◆ **Exercise prompt**:
Return the material word for word. Do not include pictures.

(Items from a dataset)
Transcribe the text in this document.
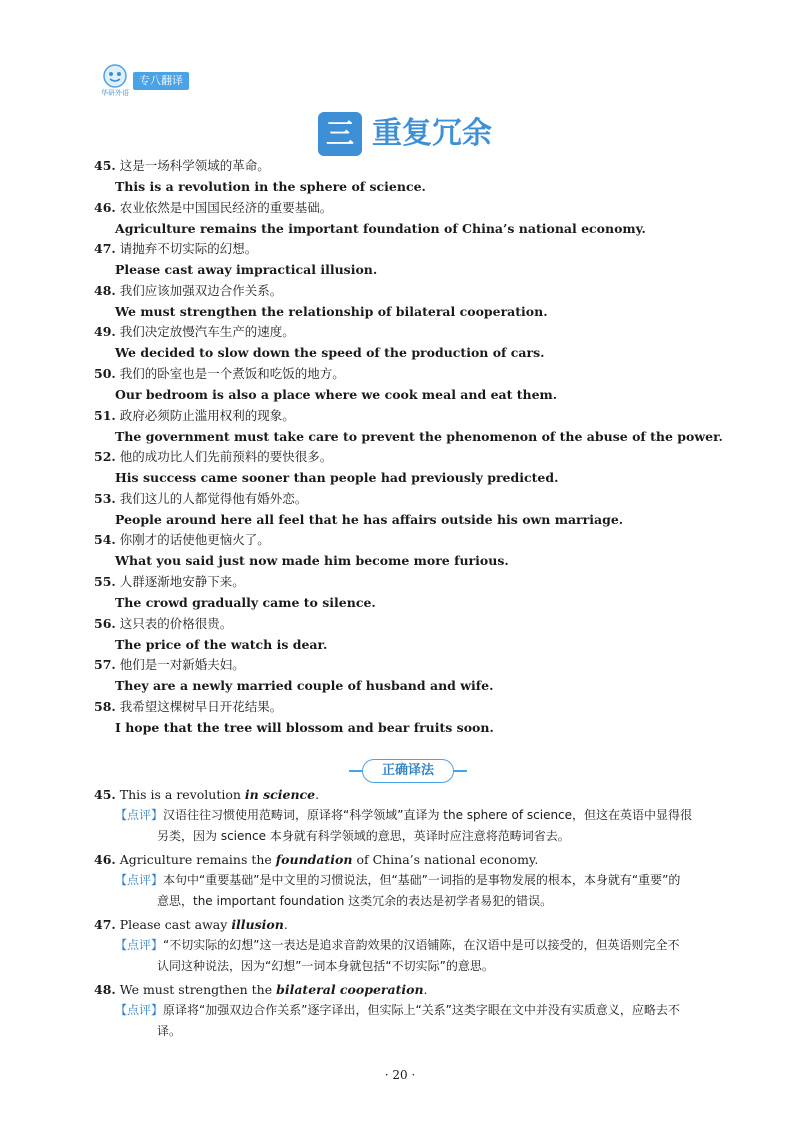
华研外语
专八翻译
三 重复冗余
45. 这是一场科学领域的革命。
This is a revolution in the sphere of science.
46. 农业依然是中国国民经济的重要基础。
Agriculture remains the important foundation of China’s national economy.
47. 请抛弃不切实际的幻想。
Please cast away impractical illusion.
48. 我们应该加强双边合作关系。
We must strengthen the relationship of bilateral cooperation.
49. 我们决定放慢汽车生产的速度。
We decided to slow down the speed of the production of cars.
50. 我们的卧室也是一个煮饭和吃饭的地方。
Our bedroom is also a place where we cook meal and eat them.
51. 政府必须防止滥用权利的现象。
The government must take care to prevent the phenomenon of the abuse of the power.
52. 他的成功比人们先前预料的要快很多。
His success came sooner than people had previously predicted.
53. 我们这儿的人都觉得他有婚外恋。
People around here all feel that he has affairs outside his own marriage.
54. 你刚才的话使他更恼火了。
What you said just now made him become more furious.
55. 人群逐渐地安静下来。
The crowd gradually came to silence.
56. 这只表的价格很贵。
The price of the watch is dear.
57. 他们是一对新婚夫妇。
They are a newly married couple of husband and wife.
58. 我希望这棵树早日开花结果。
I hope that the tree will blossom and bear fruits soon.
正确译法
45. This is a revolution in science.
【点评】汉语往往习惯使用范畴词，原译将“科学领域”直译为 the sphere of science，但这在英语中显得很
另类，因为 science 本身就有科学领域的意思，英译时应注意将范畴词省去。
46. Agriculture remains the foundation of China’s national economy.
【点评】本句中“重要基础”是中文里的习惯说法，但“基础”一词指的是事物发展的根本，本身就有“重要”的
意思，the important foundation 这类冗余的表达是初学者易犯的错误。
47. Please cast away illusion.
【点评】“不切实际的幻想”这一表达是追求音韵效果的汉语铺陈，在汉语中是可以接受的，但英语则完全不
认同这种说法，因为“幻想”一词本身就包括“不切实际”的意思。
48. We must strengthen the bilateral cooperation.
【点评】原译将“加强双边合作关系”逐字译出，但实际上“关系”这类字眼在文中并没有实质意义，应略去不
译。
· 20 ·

◆ **Answer to the problem**:
Transcribe the text in this document.
华研外语
专八翻译
三 重复冗余
45. 这是一场科学领域的革命。
This is a revolution in the sphere of science.
46. 农业依然是中国国民经济的重要基础。
Agriculture remains the important foundation of China’s national economy.
47. 请抛弃不切实际的幻想。
Please cast away impractical illusion.
48. 我们应该加强双边合作关系。
We must strengthen the relationship of bilateral cooperation.
49. 我们决定放慢汽车生产的速度。
We decided to slow down the speed of the production of cars.
50. 我们的卧室也是一个煮饭和吃饭的地方。
Our bedroom is also a place where we cook meal and eat them.
51. 政府必须防止滥用权利的现象。
The government must take care to prevent the phenomenon of the abuse of the power.
52. 他的成功比人们先前预料的要快很多。
His success came sooner than people had previously predicted.
53. 我们这儿的人都觉得他有婚外恋。
People around here all feel that he has affairs outside his own marriage.
54. 你刚才的话使他更恼火了。
What you said just now made him become more furious.
55. 人群逐渐地安静下来。
The crowd gradually came to silence.
56. 这只表的价格很贵。
The price of the watch is dear.
57. 他们是一对新婚夫妇。
They are a newly married couple of husband and wife.
58. 我希望这棵树早日开花结果。
I hope that the tree will blossom and bear fruits soon.
正确译法
45. This is a revolution in science.
【点评】汉语往往习惯使用范畴词，原译将“科学领域”直译为 the sphere of science，但这在英语中显得很
另类，因为 science 本身就有科学领域的意思，英译时应注意将范畴词省去。
46. Agriculture remains the foundation of China’s national economy.
【点评】本句中“重要基础”是中文里的习惯说法，但“基础”一词指的是事物发展的根本，本身就有“重要”的
意思，the important foundation 这类冗余的表达是初学者易犯的错误。
47. Please cast away illusion.
【点评】“不切实际的幻想”这一表达是追求音韵效果的汉语铺陈，在汉语中是可以接受的，但英语则完全不
认同这种说法，因为“幻想”一词本身就包括“不切实际”的意思。
48. We must strengthen the bilateral cooperation.
【点评】原译将“加强双边合作关系”逐字译出，但实际上“关系”这类字眼在文中并没有实质意义，应略去不
译。
· 20 ·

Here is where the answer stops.